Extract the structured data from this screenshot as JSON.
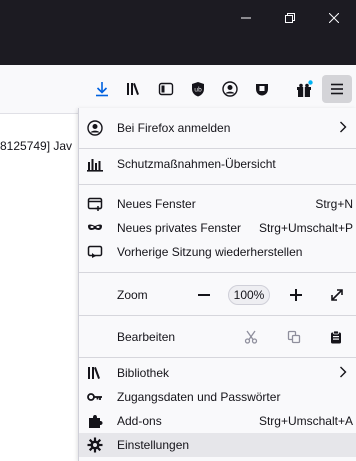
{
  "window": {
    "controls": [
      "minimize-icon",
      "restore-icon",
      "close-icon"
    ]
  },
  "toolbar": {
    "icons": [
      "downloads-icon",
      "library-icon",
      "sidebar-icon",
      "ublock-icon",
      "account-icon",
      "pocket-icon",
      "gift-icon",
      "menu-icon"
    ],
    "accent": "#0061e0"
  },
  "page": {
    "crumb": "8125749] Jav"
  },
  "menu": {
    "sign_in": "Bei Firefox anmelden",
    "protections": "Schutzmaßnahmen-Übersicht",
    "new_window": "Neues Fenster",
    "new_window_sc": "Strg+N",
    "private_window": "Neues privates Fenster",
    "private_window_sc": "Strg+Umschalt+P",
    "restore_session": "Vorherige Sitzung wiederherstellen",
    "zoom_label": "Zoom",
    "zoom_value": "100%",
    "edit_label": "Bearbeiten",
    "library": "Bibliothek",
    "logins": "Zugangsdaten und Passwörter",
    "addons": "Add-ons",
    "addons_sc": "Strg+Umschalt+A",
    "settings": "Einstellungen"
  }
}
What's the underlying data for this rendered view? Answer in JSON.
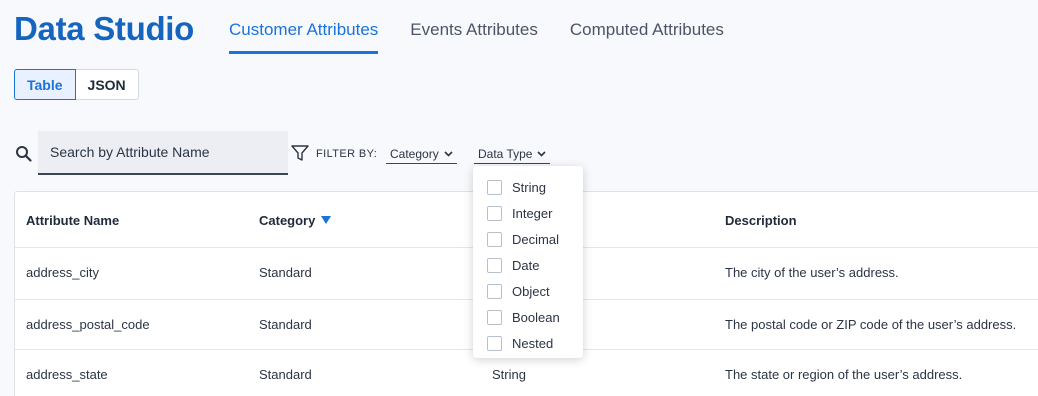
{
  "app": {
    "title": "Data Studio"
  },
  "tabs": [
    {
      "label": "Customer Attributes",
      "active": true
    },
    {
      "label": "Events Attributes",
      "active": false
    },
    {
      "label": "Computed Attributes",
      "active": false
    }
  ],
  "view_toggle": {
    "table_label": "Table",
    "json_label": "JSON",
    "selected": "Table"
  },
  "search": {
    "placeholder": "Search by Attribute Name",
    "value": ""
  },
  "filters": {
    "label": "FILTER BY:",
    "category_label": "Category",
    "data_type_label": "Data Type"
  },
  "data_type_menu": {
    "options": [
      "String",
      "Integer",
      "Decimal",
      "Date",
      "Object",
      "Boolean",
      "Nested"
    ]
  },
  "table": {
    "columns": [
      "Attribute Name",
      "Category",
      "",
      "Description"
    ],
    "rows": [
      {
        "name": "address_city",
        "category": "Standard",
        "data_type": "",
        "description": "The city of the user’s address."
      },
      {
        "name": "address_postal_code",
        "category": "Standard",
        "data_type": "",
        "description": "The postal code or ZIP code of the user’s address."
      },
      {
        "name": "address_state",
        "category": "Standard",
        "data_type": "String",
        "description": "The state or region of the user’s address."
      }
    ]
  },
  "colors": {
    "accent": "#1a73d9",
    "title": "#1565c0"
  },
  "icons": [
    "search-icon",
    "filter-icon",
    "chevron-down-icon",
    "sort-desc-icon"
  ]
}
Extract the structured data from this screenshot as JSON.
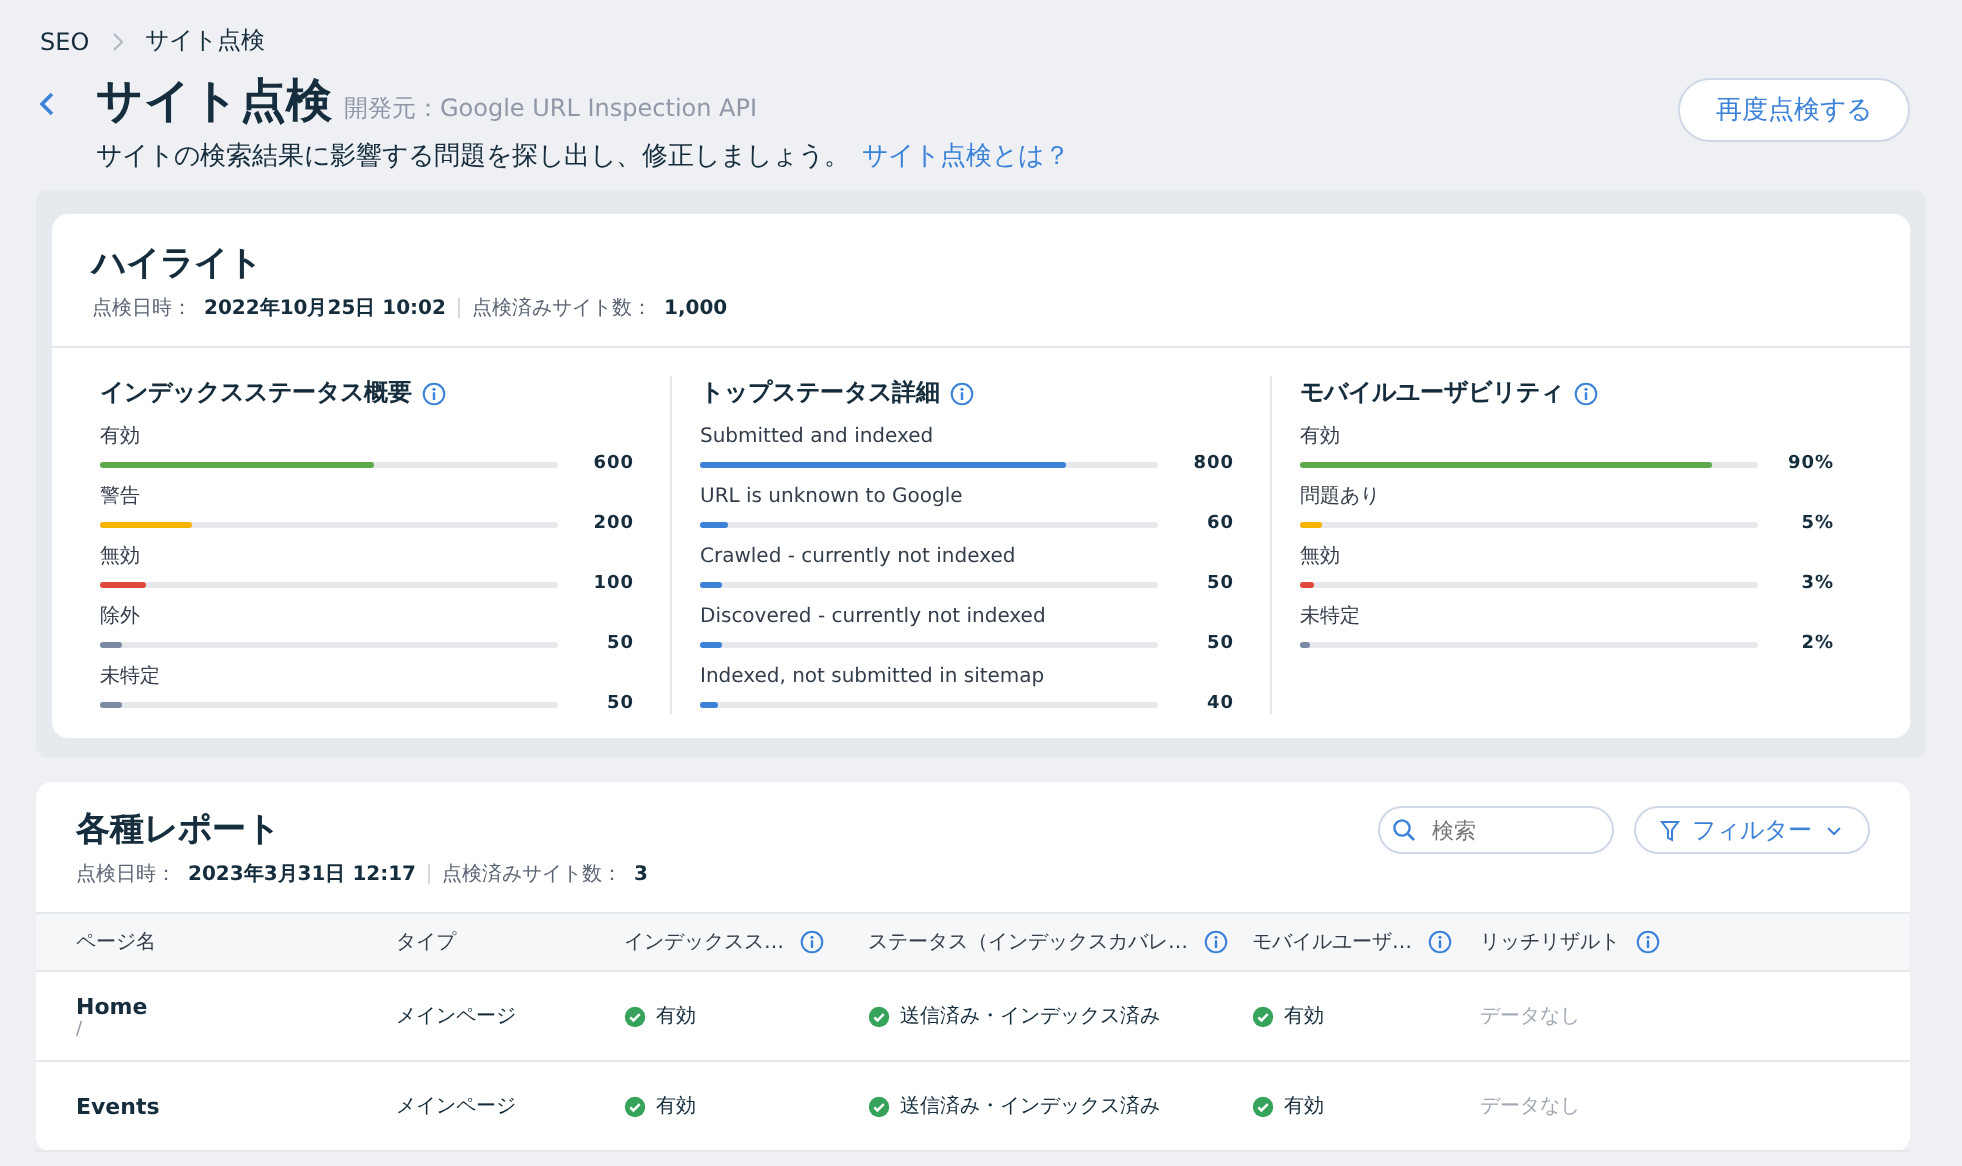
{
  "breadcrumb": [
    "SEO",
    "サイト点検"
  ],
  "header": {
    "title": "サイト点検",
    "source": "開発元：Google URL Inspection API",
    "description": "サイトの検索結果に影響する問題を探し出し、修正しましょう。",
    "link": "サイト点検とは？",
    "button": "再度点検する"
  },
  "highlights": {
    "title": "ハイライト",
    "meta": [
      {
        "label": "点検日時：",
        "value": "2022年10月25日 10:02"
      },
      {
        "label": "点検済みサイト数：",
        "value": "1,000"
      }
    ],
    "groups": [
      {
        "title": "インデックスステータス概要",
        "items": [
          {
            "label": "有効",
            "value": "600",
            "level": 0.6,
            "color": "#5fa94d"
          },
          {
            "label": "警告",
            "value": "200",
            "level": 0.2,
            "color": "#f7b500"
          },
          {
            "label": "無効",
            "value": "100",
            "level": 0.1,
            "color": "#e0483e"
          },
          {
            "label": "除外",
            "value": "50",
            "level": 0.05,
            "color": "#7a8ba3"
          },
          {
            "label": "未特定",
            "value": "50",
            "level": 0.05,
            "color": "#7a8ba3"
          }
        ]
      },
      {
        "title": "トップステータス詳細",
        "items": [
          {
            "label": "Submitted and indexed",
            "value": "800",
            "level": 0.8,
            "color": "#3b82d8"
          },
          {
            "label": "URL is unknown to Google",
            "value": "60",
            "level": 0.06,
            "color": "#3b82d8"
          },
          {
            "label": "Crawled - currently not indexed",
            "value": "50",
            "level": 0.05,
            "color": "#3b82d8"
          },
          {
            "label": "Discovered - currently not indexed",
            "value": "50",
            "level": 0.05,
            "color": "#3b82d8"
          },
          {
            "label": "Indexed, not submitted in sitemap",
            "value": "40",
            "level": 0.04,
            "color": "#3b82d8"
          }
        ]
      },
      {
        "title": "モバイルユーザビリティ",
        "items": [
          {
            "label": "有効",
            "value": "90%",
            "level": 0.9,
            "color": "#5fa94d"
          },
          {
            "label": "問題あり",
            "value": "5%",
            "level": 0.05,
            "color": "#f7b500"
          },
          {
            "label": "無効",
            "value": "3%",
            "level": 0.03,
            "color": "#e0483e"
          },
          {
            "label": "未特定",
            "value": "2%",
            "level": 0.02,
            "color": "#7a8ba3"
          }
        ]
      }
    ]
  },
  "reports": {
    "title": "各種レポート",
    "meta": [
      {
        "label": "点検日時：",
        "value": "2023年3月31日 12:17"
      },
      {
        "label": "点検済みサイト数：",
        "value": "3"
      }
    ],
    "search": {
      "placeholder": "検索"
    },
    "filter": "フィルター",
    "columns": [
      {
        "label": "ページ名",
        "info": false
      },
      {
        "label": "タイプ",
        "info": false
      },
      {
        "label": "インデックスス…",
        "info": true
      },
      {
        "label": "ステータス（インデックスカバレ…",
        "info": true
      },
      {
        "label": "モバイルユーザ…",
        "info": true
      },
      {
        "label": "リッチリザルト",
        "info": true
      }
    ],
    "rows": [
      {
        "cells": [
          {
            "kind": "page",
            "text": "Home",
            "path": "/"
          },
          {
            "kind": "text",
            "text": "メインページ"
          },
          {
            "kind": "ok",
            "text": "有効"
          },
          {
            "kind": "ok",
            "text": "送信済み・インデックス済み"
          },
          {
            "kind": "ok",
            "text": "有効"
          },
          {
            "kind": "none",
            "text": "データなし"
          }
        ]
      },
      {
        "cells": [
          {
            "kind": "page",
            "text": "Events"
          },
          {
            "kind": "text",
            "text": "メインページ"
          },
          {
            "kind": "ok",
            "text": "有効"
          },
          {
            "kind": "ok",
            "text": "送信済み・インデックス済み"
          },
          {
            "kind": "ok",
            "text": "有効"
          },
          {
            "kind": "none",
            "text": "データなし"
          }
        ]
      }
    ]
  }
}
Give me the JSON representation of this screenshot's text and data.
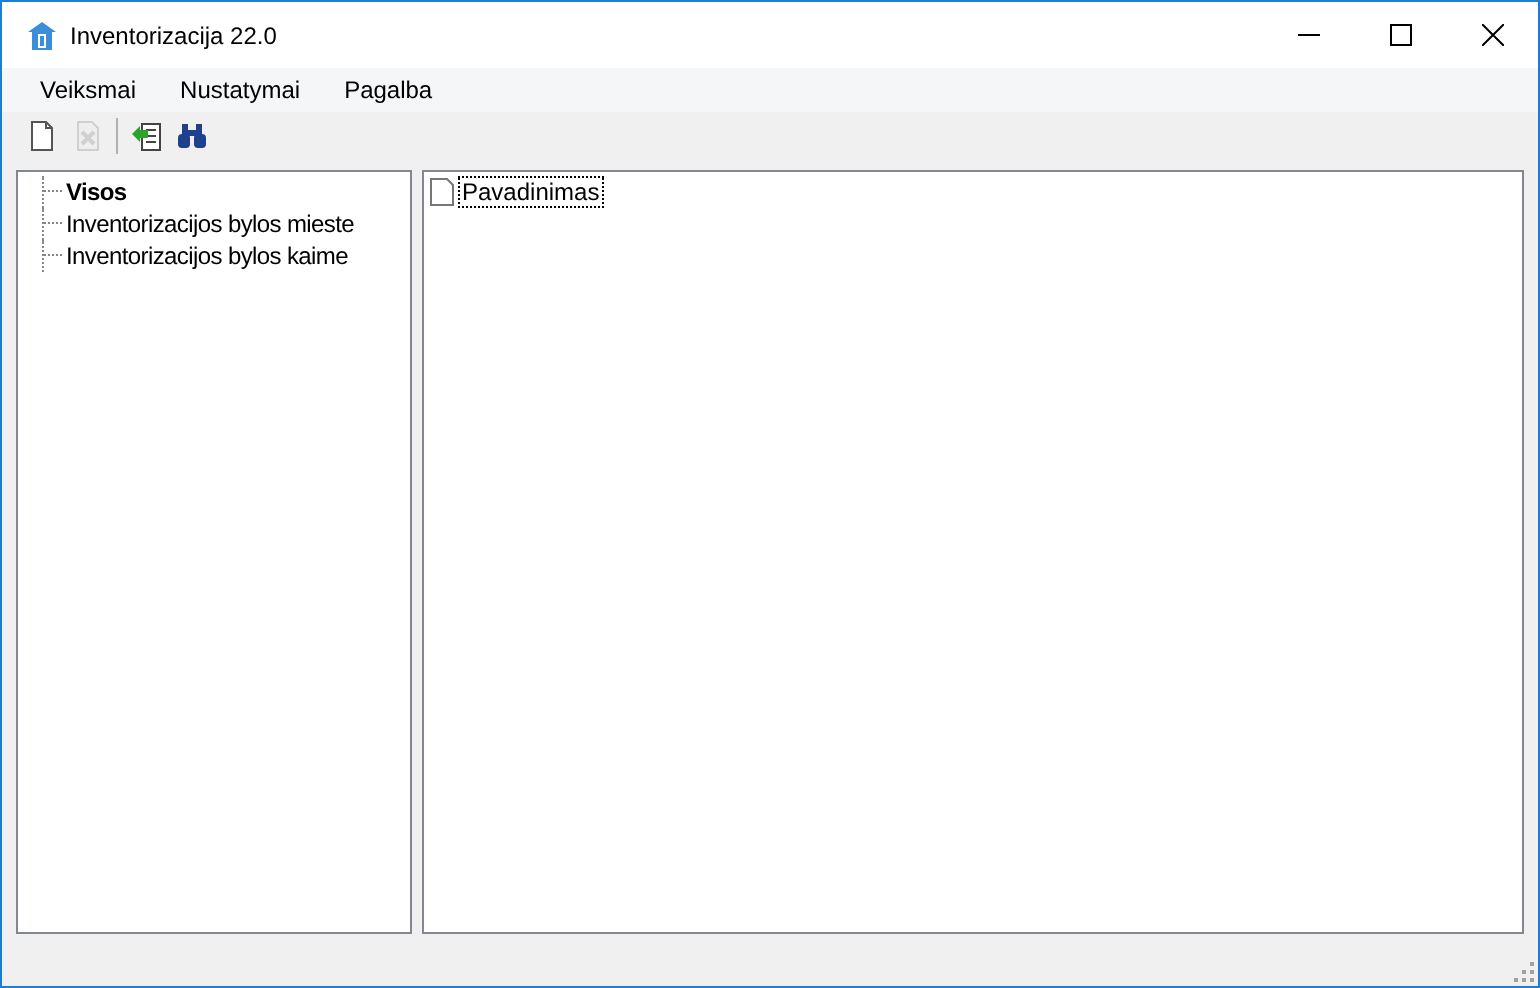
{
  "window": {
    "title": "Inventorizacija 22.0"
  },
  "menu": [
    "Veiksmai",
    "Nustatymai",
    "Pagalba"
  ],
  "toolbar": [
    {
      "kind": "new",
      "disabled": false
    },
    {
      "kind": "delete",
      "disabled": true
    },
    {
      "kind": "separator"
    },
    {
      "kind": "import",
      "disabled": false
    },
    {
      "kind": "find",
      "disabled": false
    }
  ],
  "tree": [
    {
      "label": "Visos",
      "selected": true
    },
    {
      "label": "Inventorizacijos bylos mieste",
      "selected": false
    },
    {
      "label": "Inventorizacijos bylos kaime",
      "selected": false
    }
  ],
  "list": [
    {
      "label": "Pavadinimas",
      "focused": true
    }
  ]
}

What you should do:
Using the listing, copy every line where the word "Fenster" shows up.

Final result:
    "new_window": "Neues Fenster",
    "private_window": "Neues privates Fenster",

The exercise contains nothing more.